§ REQUIREMENT
Below are some records; repeat them all exactly, minus the pictures.

[Part of a data file]
※ ※ ※
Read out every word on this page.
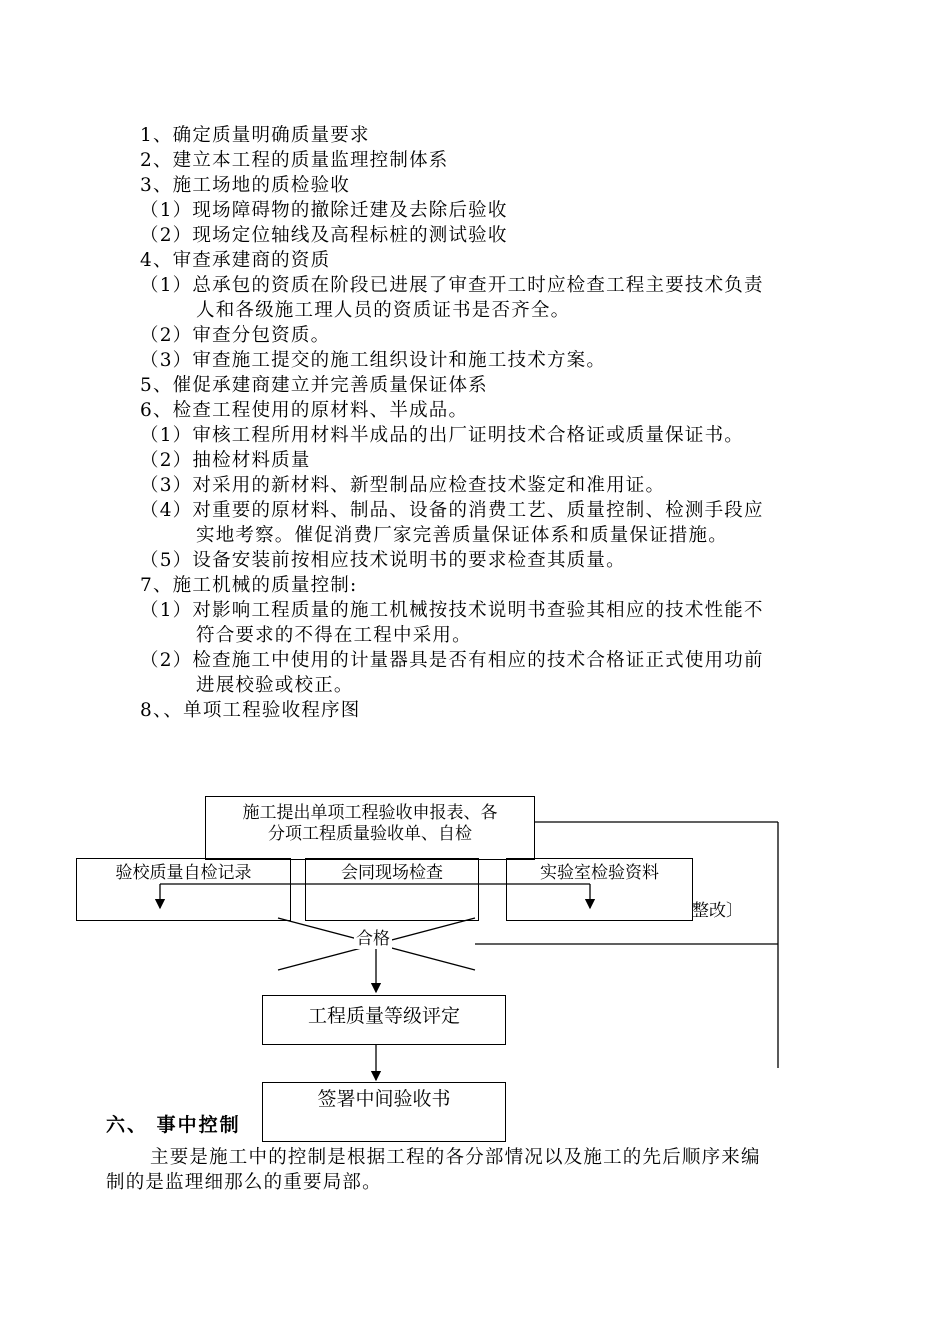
1、确定质量明确质量要求
2、建立本工程的质量监理控制体系
3、施工场地的质检验收
（1）现场障碍物的撤除迁建及去除后验收
（2）现场定位轴线及高程标桩的测试验收
4、审查承建商的资质
（1）总承包的资质在阶段已进展了审查开工时应检查工程主要技术负责
人和各级施工理人员的资质证书是否齐全。
（2）审查分包资质。
（3）审查施工提交的施工组织设计和施工技术方案。
5、催促承建商建立并完善质量保证体系
6、检查工程使用的原材料、半成品。
（1）审核工程所用材料半成品的出厂证明技术合格证或质量保证书。
（2）抽检材料质量
（3）对采用的新材料、新型制品应检查技术鉴定和准用证。
（4）对重要的原材料、制品、设备的消费工艺、质量控制、检测手段应
实地考察。催促消费厂家完善质量保证体系和质量保证措施。
（5）设备安装前按相应技术说明书的要求检查其质量。
7、施工机械的质量控制:
（1）对影响工程质量的施工机械按技术说明书查验其相应的技术性能不
符合要求的不得在工程中采用。
（2）检查施工中使用的计量器具是否有相应的技术合格证正式使用功前
进展校验或校正。
8、、单项工程验收程序图
施工提出单项工程验收申报表、各
分项工程质量验收单、自检
验校质量自检记录	会同现场检查	实验室检验资料
整改〕
合格
工程质量等级评定
签署中间验收书
六、 事中控制
主要是施工中的控制是根据工程的各分部情况以及施工的先后顺序来编
制的是监理细那么的重要局部。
※ ※ ※
§ ANSWER TO THE EXERCISE
Read out every word on this page.
1、确定质量明确质量要求
2、建立本工程的质量监理控制体系
3、施工场地的质检验收
（1）现场障碍物的撤除迁建及去除后验收
（2）现场定位轴线及高程标桩的测试验收
4、审查承建商的资质
（1）总承包的资质在阶段已进展了审查开工时应检查工程主要技术负责
人和各级施工理人员的资质证书是否齐全。
（2）审查分包资质。
（3）审查施工提交的施工组织设计和施工技术方案。
5、催促承建商建立并完善质量保证体系
6、检查工程使用的原材料、半成品。
（1）审核工程所用材料半成品的出厂证明技术合格证或质量保证书。
（2）抽检材料质量
（3）对采用的新材料、新型制品应检查技术鉴定和准用证。
（4）对重要的原材料、制品、设备的消费工艺、质量控制、检测手段应
实地考察。催促消费厂家完善质量保证体系和质量保证措施。
（5）设备安装前按相应技术说明书的要求检查其质量。
7、施工机械的质量控制:
（1）对影响工程质量的施工机械按技术说明书查验其相应的技术性能不
符合要求的不得在工程中采用。
（2）检查施工中使用的计量器具是否有相应的技术合格证正式使用功前
进展校验或校正。
8、、单项工程验收程序图
施工提出单项工程验收申报表、各
分项工程质量验收单、自检
验校质量自检记录	会同现场检查	实验室检验资料
整改〕
合格
工程质量等级评定
签署中间验收书
六、 事中控制
主要是施工中的控制是根据工程的各分部情况以及施工的先后顺序来编
制的是监理细那么的重要局部。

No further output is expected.